- [TASK TO CARRY OUT] Transcribe the records exactly from the line with "Transcribe this image's" to the end, both included.

Chart and figure data
====
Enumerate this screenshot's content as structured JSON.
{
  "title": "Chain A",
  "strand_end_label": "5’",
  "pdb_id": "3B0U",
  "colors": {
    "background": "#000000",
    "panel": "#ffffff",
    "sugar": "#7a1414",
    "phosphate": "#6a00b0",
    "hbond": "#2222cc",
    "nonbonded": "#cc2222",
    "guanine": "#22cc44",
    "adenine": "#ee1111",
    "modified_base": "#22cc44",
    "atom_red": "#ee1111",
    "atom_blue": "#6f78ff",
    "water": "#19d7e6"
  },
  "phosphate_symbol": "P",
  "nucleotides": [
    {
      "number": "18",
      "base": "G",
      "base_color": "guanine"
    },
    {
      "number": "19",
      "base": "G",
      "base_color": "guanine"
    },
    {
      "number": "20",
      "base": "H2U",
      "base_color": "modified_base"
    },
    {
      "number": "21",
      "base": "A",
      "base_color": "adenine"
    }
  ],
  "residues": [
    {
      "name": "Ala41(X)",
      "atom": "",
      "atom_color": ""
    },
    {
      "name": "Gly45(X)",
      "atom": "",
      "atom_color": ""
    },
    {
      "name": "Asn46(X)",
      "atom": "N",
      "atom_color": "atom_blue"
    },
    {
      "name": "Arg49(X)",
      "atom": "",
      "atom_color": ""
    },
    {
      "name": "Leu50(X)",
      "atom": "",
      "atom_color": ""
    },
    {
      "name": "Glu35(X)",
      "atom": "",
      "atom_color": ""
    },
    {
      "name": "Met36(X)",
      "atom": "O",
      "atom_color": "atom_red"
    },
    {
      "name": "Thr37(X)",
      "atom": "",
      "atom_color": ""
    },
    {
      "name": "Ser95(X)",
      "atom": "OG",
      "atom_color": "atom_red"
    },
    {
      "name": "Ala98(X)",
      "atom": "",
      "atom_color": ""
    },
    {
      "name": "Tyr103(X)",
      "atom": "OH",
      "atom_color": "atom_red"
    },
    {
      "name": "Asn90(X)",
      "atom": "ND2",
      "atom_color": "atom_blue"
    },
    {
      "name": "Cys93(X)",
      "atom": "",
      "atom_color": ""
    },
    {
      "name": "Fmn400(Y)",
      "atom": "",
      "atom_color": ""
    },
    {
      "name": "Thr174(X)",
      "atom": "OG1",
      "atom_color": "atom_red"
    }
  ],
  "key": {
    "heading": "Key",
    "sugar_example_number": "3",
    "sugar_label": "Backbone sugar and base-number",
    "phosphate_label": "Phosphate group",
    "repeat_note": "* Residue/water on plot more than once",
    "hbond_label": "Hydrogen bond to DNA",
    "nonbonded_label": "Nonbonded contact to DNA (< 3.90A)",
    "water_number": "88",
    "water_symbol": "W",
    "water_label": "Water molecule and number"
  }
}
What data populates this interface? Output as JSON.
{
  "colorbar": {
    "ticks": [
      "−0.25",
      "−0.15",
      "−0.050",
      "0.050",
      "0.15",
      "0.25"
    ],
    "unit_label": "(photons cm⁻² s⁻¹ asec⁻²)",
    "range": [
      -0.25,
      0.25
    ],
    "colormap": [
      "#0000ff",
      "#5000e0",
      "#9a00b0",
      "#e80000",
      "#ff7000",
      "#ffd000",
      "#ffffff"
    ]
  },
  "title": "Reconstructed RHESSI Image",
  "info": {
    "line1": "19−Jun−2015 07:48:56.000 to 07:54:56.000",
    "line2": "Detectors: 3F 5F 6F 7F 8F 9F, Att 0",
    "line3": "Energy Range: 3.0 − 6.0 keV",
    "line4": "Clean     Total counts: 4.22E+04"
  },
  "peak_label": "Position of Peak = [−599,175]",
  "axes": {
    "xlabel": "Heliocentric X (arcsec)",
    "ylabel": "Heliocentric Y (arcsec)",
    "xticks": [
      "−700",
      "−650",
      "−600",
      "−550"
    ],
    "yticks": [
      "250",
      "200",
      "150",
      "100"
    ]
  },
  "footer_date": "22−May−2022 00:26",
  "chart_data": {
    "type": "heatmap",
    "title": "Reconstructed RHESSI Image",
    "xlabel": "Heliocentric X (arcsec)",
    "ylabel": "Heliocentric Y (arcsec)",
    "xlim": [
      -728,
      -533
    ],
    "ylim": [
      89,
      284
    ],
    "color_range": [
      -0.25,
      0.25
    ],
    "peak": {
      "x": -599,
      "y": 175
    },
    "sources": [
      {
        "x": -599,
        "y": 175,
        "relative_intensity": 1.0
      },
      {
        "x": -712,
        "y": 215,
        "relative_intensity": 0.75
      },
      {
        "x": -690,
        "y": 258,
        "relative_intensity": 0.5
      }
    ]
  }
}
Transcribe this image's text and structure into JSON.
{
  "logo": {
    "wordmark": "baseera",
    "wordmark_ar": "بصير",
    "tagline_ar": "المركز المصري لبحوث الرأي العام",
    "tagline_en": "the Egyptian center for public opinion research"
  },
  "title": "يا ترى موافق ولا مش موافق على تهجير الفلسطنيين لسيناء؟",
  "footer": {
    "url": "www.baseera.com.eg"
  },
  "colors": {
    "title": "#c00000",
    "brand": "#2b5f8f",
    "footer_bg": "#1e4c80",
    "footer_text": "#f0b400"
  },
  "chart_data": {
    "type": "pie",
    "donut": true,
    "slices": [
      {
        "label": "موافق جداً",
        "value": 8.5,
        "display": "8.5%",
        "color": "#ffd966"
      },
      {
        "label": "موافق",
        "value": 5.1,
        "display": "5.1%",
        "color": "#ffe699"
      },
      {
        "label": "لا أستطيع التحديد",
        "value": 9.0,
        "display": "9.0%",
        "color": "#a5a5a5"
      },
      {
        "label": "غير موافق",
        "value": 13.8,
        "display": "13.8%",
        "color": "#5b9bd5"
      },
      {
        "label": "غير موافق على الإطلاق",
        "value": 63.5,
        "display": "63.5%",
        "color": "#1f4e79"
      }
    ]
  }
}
====
- [PROBLEM SOLUTION]
Transcribe this image's text and structure into JSON.
{
  "logo": {
    "wordmark": "baseera",
    "wordmark_ar": "بصير",
    "tagline_ar": "المركز المصري لبحوث الرأي العام",
    "tagline_en": "the Egyptian center for public opinion research"
  },
  "title": "يا ترى موافق ولا مش موافق على تهجير الفلسطنيين لسيناء؟",
  "footer": {
    "url": "www.baseera.com.eg"
  },
  "colors": {
    "title": "#c00000",
    "brand": "#2b5f8f",
    "footer_bg": "#1e4c80",
    "footer_text": "#f0b400"
  },
  "chart_data": {
    "type": "pie",
    "donut": true,
    "slices": [
      {
        "label": "موافق جداً",
        "value": 8.5,
        "display": "8.5%",
        "color": "#ffd966"
      },
      {
        "label": "موافق",
        "value": 5.1,
        "display": "5.1%",
        "color": "#ffe699"
      },
      {
        "label": "لا أستطيع التحديد",
        "value": 9.0,
        "display": "9.0%",
        "color": "#a5a5a5"
      },
      {
        "label": "غير موافق",
        "value": 13.8,
        "display": "13.8%",
        "color": "#5b9bd5"
      },
      {
        "label": "غير موافق على الإطلاق",
        "value": 63.5,
        "display": "63.5%",
        "color": "#1f4e79"
      }
    ]
  }
}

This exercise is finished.